* Passage shown:

“… and who our relatives are”
(Part of the preaching series ‘Who we are and where we are’)
2015 05 03 – Toronto United Mennonite Church
Listen to the audio here
Do I detect an accent? That’s what I get, sometimes, after the first conversational pause. Or when I start to speak during my portion of our Gospel Peacemaking retreats with the Catholic Schools, it usually takes 3 seconds before a row of girls starts giggling and I hear whispered references to Harry Potter, or Peeta from the Hunger Games. That’s just how I say my name. They detect an accent.
It can be a little annoying for me. Everyone has an accent. Like when people ask if I will go and work overseas and I explain that I already AM overseas. It can be annoying, but it is not a real problem. Not like people of East Asian descent or African heritage who are asked ‘where are you from’, and when they reply ‘Canada’, asked ‘yes, but where are you REALLY from’.
Our preaching series ‘who we are and where we are’ is not just a simple naming. It doesn’t take four weeks to say ‘we are Mennonites in Toronto in the spring of 2015’. This series is also asking ‘where are you really from’, in the context of indigenous-settler relations, in how we came to this land, or what histories allowed us to be here.
Questions like ‘where are you really from’ can be more than intrusive. They imply that the individual needs to offer some explanation for their presence, that it is not enough that they are simply here. It rests on the premise that there can indeed be a question about a person’s presence in a place – and that the questioner has a right to an answer. In a world where actual human life can be defined as ‘illegal’ without the right documentation, there can be a lot of power behind asking ‘yes, but where are you REALLY from?’
Or what if, quite simply, you do not know. Not everyone knows their ancestry. Some things are forgotten, or deliberately obscured, or too painful to remember. Not everyone knows how they came to be where they are. For many people, movement and identity were not choices that made but were forced upon them. It may simply be a mystery. Not everyone can answer that question ‘yes, but where are you REALLY from?’.
There is nothing wrong with the basic interest. We are allowed to be interested in each other. We are supposed to get to know each other, to share stories and learn about the world. And it is important. Who we are and where we are are also stories about how we came to be here.
There is a connection between identity and location that is discarded or ignored by philosophies of the individual. We are discouraged from acknowledging ethnic difference in favour of a model of blanket equality and same-ness. We are urged to focus on the present and not dwell on the past, to engage with the facts on the ground, and be realistic, rather than exploring how things got to be the way they are.

* Dataset excerpts:
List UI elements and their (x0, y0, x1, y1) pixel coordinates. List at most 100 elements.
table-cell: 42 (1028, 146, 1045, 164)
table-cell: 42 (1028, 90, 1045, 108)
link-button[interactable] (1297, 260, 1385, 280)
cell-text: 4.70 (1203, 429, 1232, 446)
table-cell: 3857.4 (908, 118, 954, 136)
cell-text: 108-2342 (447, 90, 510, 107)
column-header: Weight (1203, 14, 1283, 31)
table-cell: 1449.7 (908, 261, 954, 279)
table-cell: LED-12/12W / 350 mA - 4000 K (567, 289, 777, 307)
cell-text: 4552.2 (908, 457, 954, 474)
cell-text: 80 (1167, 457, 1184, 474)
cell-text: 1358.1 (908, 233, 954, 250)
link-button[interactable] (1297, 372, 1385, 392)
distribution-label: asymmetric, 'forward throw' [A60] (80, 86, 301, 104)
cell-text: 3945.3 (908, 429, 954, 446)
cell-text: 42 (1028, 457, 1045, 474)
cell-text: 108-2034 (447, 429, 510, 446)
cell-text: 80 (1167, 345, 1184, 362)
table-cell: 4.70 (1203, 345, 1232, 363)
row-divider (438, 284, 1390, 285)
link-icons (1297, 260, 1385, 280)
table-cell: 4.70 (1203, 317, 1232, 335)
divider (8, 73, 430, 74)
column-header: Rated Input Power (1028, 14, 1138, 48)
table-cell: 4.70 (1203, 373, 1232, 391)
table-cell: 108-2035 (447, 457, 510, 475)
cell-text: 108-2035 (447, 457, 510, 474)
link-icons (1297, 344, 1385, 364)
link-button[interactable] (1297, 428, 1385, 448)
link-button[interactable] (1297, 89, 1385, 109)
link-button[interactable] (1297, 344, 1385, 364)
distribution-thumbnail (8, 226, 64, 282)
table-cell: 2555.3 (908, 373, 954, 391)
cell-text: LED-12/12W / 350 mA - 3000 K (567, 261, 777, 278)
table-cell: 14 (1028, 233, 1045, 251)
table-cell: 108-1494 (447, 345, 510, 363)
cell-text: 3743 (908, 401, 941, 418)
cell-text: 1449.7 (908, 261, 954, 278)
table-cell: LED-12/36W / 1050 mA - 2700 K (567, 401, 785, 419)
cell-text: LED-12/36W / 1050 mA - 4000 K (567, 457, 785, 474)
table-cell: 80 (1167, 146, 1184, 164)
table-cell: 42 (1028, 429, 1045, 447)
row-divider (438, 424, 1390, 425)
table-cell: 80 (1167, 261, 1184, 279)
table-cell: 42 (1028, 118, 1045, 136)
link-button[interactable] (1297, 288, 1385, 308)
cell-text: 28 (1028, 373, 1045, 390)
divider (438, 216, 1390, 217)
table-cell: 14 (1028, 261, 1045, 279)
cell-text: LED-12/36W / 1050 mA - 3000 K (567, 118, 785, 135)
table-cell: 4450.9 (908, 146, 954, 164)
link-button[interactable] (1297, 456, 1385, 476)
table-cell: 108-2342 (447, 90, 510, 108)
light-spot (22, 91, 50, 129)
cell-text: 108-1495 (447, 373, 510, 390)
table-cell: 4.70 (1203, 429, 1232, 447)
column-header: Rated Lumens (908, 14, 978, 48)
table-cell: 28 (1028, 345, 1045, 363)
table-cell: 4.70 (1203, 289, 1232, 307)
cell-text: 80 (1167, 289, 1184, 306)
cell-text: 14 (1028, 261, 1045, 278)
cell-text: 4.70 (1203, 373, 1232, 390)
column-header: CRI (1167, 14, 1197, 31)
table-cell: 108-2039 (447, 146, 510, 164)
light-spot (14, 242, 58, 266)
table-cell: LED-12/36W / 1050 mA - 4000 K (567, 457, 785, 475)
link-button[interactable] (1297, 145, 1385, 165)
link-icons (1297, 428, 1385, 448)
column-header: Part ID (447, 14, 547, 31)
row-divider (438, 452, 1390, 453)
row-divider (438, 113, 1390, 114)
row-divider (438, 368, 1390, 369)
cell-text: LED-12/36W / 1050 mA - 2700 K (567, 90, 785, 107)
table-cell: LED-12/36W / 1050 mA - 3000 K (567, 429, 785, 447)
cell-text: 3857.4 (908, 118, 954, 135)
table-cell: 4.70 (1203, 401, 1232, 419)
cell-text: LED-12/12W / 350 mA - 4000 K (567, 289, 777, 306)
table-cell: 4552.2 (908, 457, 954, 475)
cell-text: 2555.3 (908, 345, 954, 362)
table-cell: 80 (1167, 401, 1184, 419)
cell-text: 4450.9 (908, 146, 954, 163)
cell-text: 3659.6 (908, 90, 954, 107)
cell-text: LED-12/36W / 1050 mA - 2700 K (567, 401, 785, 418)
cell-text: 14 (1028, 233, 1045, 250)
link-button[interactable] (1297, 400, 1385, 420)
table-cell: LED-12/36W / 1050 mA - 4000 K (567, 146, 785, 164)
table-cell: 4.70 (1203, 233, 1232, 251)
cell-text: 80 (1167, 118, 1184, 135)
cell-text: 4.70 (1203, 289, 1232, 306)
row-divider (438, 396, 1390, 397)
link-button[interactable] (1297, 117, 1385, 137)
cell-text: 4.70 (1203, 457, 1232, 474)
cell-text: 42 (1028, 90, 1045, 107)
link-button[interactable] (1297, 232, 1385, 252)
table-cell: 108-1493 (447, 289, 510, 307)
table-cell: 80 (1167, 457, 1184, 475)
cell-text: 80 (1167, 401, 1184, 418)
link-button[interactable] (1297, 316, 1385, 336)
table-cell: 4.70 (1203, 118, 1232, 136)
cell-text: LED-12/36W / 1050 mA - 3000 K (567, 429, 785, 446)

* Exercises to complete:
[1] Reproduce the rows, starting at the first one and stopping after the line that contains "divider (8, 73, 430, 74)".
[2] Continue the sermon about where we are really from, picking up after its final sentence.
The sermon and the rows have no connection to each other.

* Responses:
[1]
List UI elements and their (x0, y0, x1, y1) pixel coordinates. List at most 100 elements.
table-cell: 42 (1028, 146, 1045, 164)
table-cell: 42 (1028, 90, 1045, 108)
link-button[interactable] (1297, 260, 1385, 280)
cell-text: 4.70 (1203, 429, 1232, 446)
table-cell: 3857.4 (908, 118, 954, 136)
cell-text: 108-2342 (447, 90, 510, 107)
column-header: Weight (1203, 14, 1283, 31)
table-cell: 1449.7 (908, 261, 954, 279)
table-cell: LED-12/12W / 350 mA - 4000 K (567, 289, 777, 307)
cell-text: 4552.2 (908, 457, 954, 474)
cell-text: 80 (1167, 457, 1184, 474)
cell-text: 1358.1 (908, 233, 954, 250)
link-button[interactable] (1297, 372, 1385, 392)
distribution-label: asymmetric, 'forward throw' [A60] (80, 86, 301, 104)
cell-text: 3945.3 (908, 429, 954, 446)
cell-text: 42 (1028, 457, 1045, 474)
cell-text: 108-2034 (447, 429, 510, 446)
cell-text: 80 (1167, 345, 1184, 362)
table-cell: 4.70 (1203, 345, 1232, 363)
row-divider (438, 284, 1390, 285)
link-icons (1297, 260, 1385, 280)
table-cell: 4.70 (1203, 317, 1232, 335)
divider (8, 73, 430, 74)

[2]
And it is not polite to ask some questions. Questions about ethnic origins can be impolite, unwise, and threatening.
But we, as a congregation, are talking about ‘who we are and where we are’. We have chosen to explore these things, our difficult, and complicated histories and mysteries. To help us do that, I add the question ‘… and who are your relatives?’
Who are you. Where are you from. Who are your relatives. I have heard these questions as the basis of introductions in Haudenosaunee and Anishinabe, and I suspect in many other indigenous cultures of Turtle Island. People share the things that testify to who they are – the place they come from, the names they carry, and who their relatives are. These questions might seem rude, invasive, but they are primarily an invitation to be known.
And many times I have heard in prayers and proclamations in indigenous spaces concluded with ‘All My Relations’. It reminds us that this address is not just to those nearby, but to all relations – and that includes the more-than-human world – the plants, animals, and earth.
I’ve never actually been asked about my relatives in indigenous spaces, but I’ve spent enough time with Mennonites to know how useful it is to be able to drop some names. It builds trust, friendship, and accountability. In those spaces, asking ‘who you are, where you come from, and who are your relatives’ is an invitation to community. When I came to this church and began teaching Junior Youth, I was asked to find references from other churches where I had served. I talk about being a member of TUMC when I visit other Mennonite Churches. It helps me be welcomed. Usually.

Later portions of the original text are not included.